[start Extracted data]

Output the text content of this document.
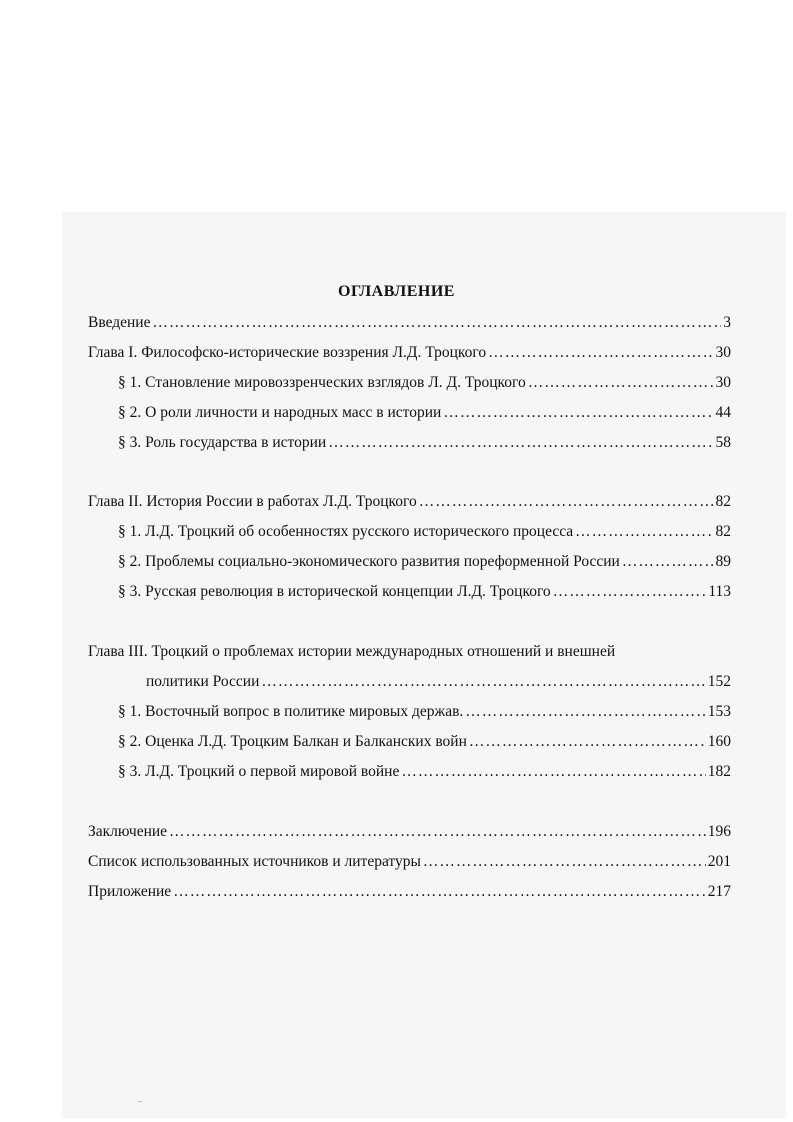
ОГЛАВЛЕНИЕ
Введение …………………………………………………………………………………………………………………………………………………………	3
Глава I. Философско-исторические воззрения Л.Д. Троцкого …………………………………………………………………………………………………………………………………………………………	30
§ 1. Становление мировоззренческих взглядов Л. Д. Троцкого …………………………………………………………………………………………………………………………………………………………	30
§ 2. О роли личности и народных масс в истории …………………………………………………………………………………………………………………………………………………………	44
§ 3. Роль государства в истории …………………………………………………………………………………………………………………………………………………………	58
Глава II. История России в работах Л.Д. Троцкого …………………………………………………………………………………………………………………………………………………………	82
§ 1. Л.Д. Троцкий об особенностях русского исторического процесса …………………………………………………………………………………………………………………………………………………………	82
§ 2. Проблемы социально-экономического развития пореформенной России …………………………………………………………………………………………………………………………………………………………	89
§ 3. Русская революция в исторической концепции Л.Д. Троцкого …………………………………………………………………………………………………………………………………………………………	113
Глава III. Троцкий о проблемах истории международных отношений и внешней
политики России …………………………………………………………………………………………………………………………………………………………	152
§ 1. Восточный вопрос в политике мировых держав. …………………………………………………………………………………………………………………………………………………………	153
§ 2. Оценка Л.Д. Троцким Балкан и Балканских войн …………………………………………………………………………………………………………………………………………………………	160
§ 3. Л.Д. Троцкий о первой мировой войне …………………………………………………………………………………………………………………………………………………………	182
Заключение …………………………………………………………………………………………………………………………………………………………	196
Список использованных источников и литературы …………………………………………………………………………………………………………………………………………………………	201
Приложение …………………………………………………………………………………………………………………………………………………………	217
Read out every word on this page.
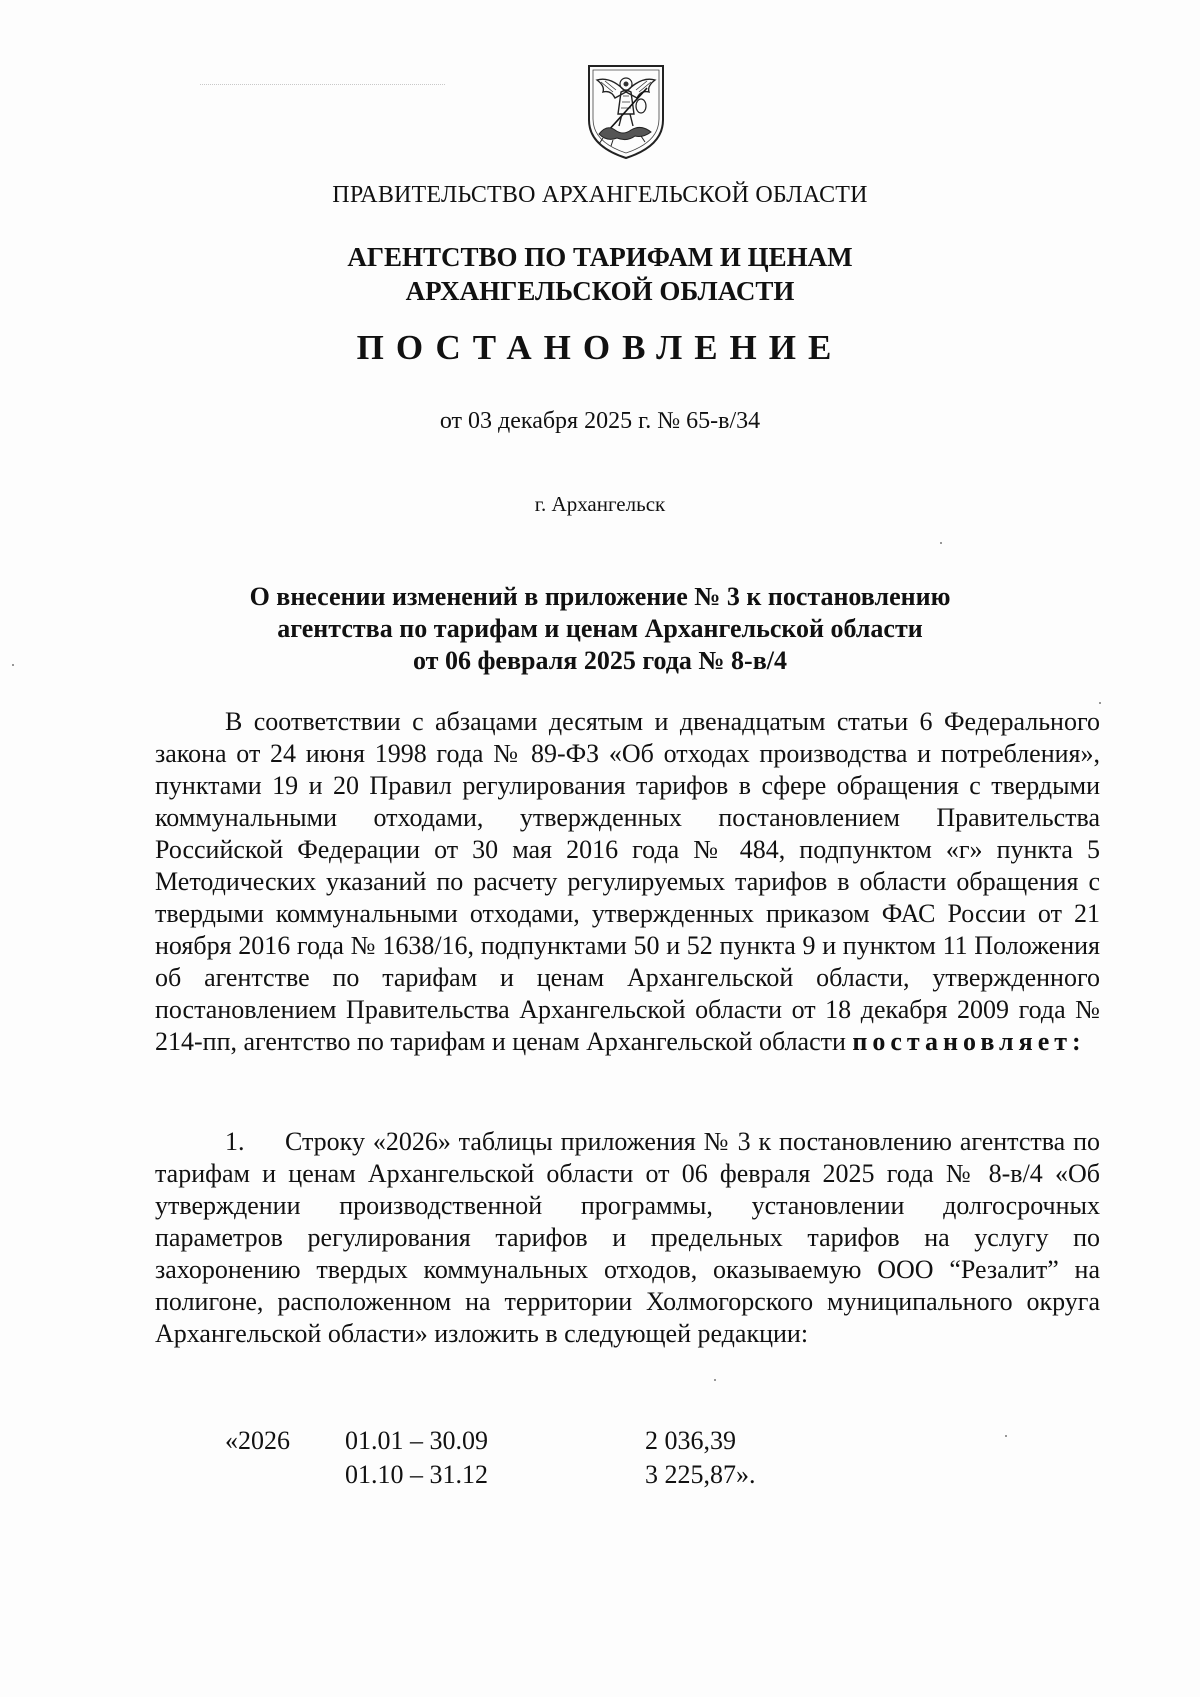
ПРАВИТЕЛЬСТВО АРХАНГЕЛЬСКОЙ ОБЛАСТИ
АГЕНТСТВО ПО ТАРИФАМ И ЦЕНАМ
АРХАНГЕЛЬСКОЙ ОБЛАСТИ
ПОСТАНОВЛЕНИЕ
от 03 декабря 2025 г. № 65-в/34
г. Архангельск
О внесении изменений в приложение № 3 к постановлению
агентства по тарифам и ценам Архангельской области
от 06 февраля 2025 года № 8-в/4

В соответствии с абзацами десятым и двенадцатым статьи 6 Федерального закона от 24 июня 1998 года № 89-ФЗ «Об отходах производства и потребления», пунктами 19 и 20 Правил регулирования тарифов в сфере обращения с твердыми коммунальными отходами, утвержденных постановлением Правительства Российской Федерации от 30 мая 2016 года № 484, подпунктом «г» пункта 5 Методических указаний по расчету регулируемых тарифов в области обращения с твердыми коммунальными отходами, утвержденных приказом ФАС России от 21 ноября 2016 года № 1638/16, подпунктами 50 и 52 пункта 9 и пунктом 11 Положения об агентстве по тарифам и ценам Архангельской области, утвержденного постановлением Правительства Архангельской области от 18 декабря 2009 года № 214-пп, агентство по тарифам и ценам Архангельской области постановляет:

1. Строку «2026» таблицы приложения № 3 к постановлению агентства по тарифам и ценам Архангельской области от 06 февраля 2025 года № 8-в/4 «Об утверждении производственной программы, установлении долгосрочных параметров регулирования тарифов и предельных тарифов на услугу по захоронению твердых коммунальных отходов, оказываемую ООО “Резалит” на полигоне, расположенном на территории Холмогорского муниципального округа Архангельской области» изложить в следующей редакции:

«2026 01.01 – 30.09	2 036,39
01.10 – 31.12	3 225,87».
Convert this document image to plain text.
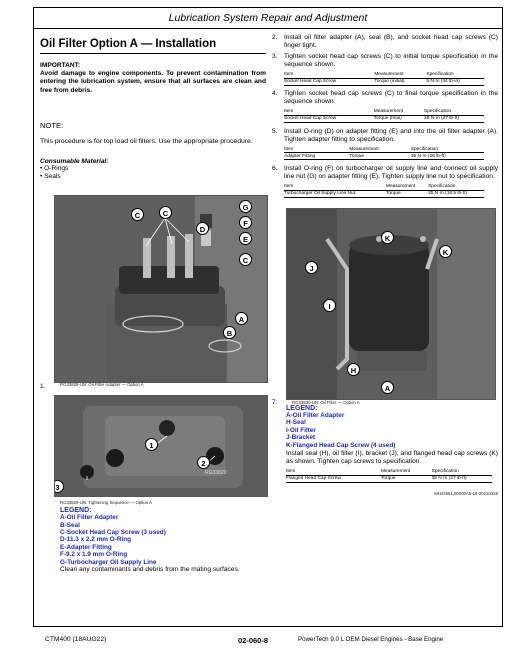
Lubrication System Repair and Adjustment
Oil Filter Option A — Installation
IMPORTANT:
Avoid damage to engine components. To prevent contamination from entering the lubrication system, ensure that all surfaces are clean and free from debris.
NOTE:
This procedure is for top load oil filters. Use the appropriate procedure.
Consumable Material:
• O-Rings
• Seals
1.
G
F
C	C
D
E
C
A
B
RG33828-UN: Oil Filter Adapter — Option A
RG33829
1
2
3
RG33829-UN: Tightening Sequence — Option A
LEGEND:
A-Oil Filter Adapter
B-Seal
C-Socket Head Cap Screw (3 used)
D-11.3 x 2.2 mm O-Ring
E-Adapter Fitting
F-9.2 x 1.9 mm O-Ring
G-Turbocharger Oil Supply Line
Clean any contaminants and debris from the mating surfaces.
2. Install oil filter adapter (A), seal (B), and socket head cap screws (C) finger tight.
3. Tighten socket head cap screws (C) to initial torque specification in the sequence shown.
Item	Measurement	Specification
Socket Head Cap Screw	Torque (initial)	5 N·m (44 lb-in)
4. Tighten socket head cap screws (C) to final torque specification in the sequence shown.
Item	Measurement	Specification
Socket Head Cap Screw	Torque (final)	38 N·m (27 lb-ft)
5. Install O-ring (D) on adapter fitting (E) and into the oil filter adapter (A). Tighten adapter fitting to specification.
Item	Measurement	Specification
Adapter Fitting	Torque	35 N·m (26 lb-ft)
6. Install O-ring (F) on turbocharger oil supply line and connect oil supply line nut (G) on adapter fitting (E). Tighten supply line nut to specification.
Item	Measurement	Specification
Turbocharger Oil Supply Line Nut	Torque	25 N·m (18.5 lb-ft)
K
K
J
I
H
A
7.	RG33830-UN: Oil Filter — Option A
LEGEND:
A-Oil Filter Adapter
H-Seal
I-Oil Filter
J-Bracket
K-Flanged Head Cap Screw (4 used)
Install seal (H), oil filter (I), bracket (J), and flanged head cap screws (K) as shown. Tighten cap screws to specification.
Item	Measurement	Specification
Flanged Head Cap Screw	Torque	38 N·m (27 lb-ft)
MH42591,00000A5-19-20210325
CTM400 (18AUG22)	02-060-8	PowerTech 9.0 L OEM Diesel Engines - Base Engine
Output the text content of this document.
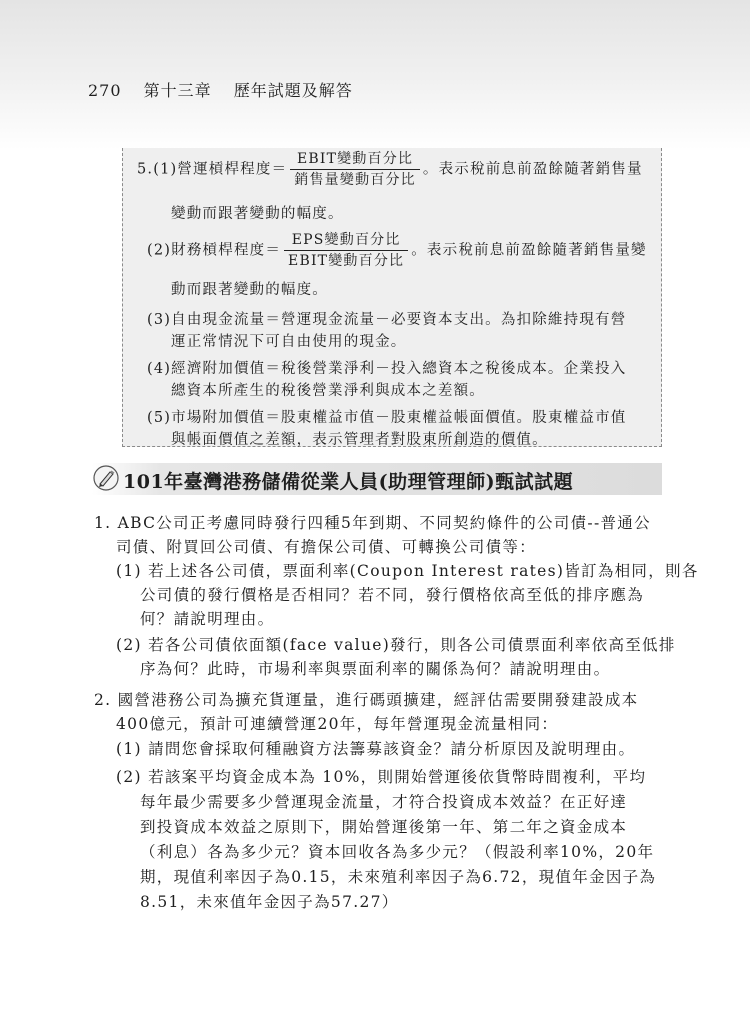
270 第十三章 歷年試題及解答
5.(1)營運槓桿程度＝ $\frac{\text{EBIT變動百分比}}{\text{銷售量變動百分比}}$ 。表示稅前息前盈餘隨著銷售量
變動而跟著變動的幅度。
(2)財務槓桿程度＝ $\frac{\text{EPS變動百分比}}{\text{EBIT變動百分比}}$ 。表示稅前息前盈餘隨著銷售量變
動而跟著變動的幅度。
(3)自由現金流量＝營運現金流量－必要資本支出。為扣除維持現有營
運正常情況下可自由使用的現金。
(4)經濟附加價值＝稅後營業淨利－投入總資本之稅後成本。企業投入
總資本所產生的稅後營業淨利與成本之差額。
(5)市場附加價值＝股東權益市值－股東權益帳面價值。股東權益市值
與帳面價值之差額，表示管理者對股東所創造的價值。
101年臺灣港務儲備從業人員(助理管理師)甄試試題
1. ABC公司正考慮同時發行四種5年到期、不同契約條件的公司債--普通公
司債、附買回公司債、有擔保公司債、可轉換公司債等：
(1) 若上述各公司債，票面利率(Coupon Interest rates)皆訂為相同，則各
公司債的發行價格是否相同？若不同，發行價格依高至低的排序應為
何？請說明理由。
(2) 若各公司債依面額(face value)發行，則各公司債票面利率依高至低排
序為何？此時，市場利率與票面利率的關係為何？請說明理由。
2. 國營港務公司為擴充貨運量，進行碼頭擴建，經評估需要開發建設成本
400億元，預計可連續營運20年，每年營運現金流量相同：
(1) 請問您會採取何種融資方法籌募該資金？請分析原因及說明理由。
(2) 若該案平均資金成本為 10%，則開始營運後依貨幣時間複利，平均
每年最少需要多少營運現金流量，才符合投資成本效益？在正好達
到投資成本效益之原則下，開始營運後第一年、第二年之資金成本
（利息）各為多少元？資本回收各為多少元？（假設利率10%，20年
期，現值利率因子為0.15，未來殖利率因子為6.72，現值年金因子為
8.51，未來值年金因子為57.27）
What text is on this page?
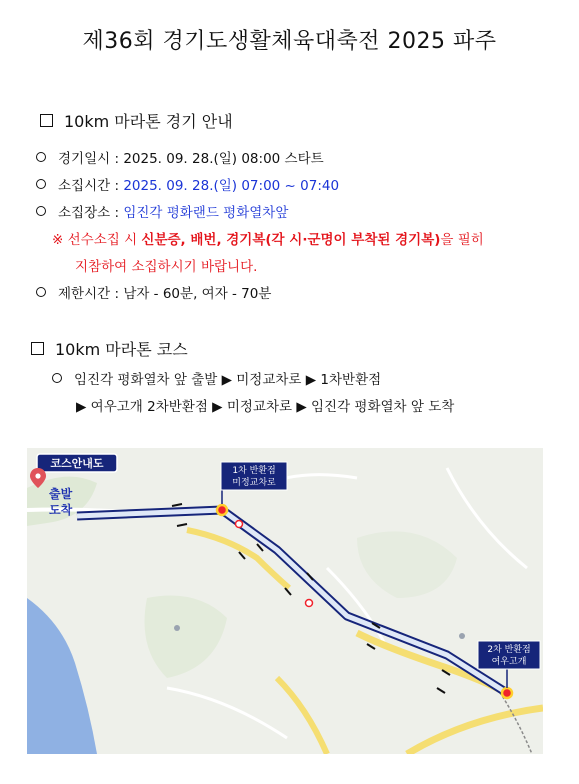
제36회 경기도생활체육대축전 2025 파주
10km 마라톤 경기 안내
경기일시 : 2025. 09. 28.(일) 08:00 스타트
소집시간 : 2025. 09. 28.(일) 07:00 ~ 07:40
소집장소 : 임진각 평화랜드 평화열차앞
※ 선수소집 시 신분증, 배번, 경기복(각 시·군명이 부착된 경기복)을 필히
지참하여 소집하시기 바랍니다.
제한시간 : 남자 - 60분, 여자 - 70분
10km 마라톤 코스
임진각 평화열차 앞 출발 ▶ 미정교차로 ▶ 1차반환점
▶ 여우고개 2차반환점 ▶ 미정교차로 ▶ 임진각 평화열차 앞 도착
1차 반환점
미정교차로
2차 반환점
여우고개
코스안내도
출발
도착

[end Extracted data]

# [What is expected]
Restate word for word, please, the line containing "What text is on this page?" and all lines after it through the end of the material; the pictures do not belong in the copy.

# [Finished task]
What text is on this page?
제36회 경기도생활체육대축전 2025 파주
10km 마라톤 경기 안내
경기일시 : 2025. 09. 28.(일) 08:00 스타트
소집시간 : 2025. 09. 28.(일) 07:00 ~ 07:40
소집장소 : 임진각 평화랜드 평화열차앞
※ 선수소집 시 신분증, 배번, 경기복(각 시·군명이 부착된 경기복)을 필히
지참하여 소집하시기 바랍니다.
제한시간 : 남자 - 60분, 여자 - 70분
10km 마라톤 코스
임진각 평화열차 앞 출발 ▶ 미정교차로 ▶ 1차반환점
▶ 여우고개 2차반환점 ▶ 미정교차로 ▶ 임진각 평화열차 앞 도착
1차 반환점
미정교차로
2차 반환점
여우고개
코스안내도
출발
도착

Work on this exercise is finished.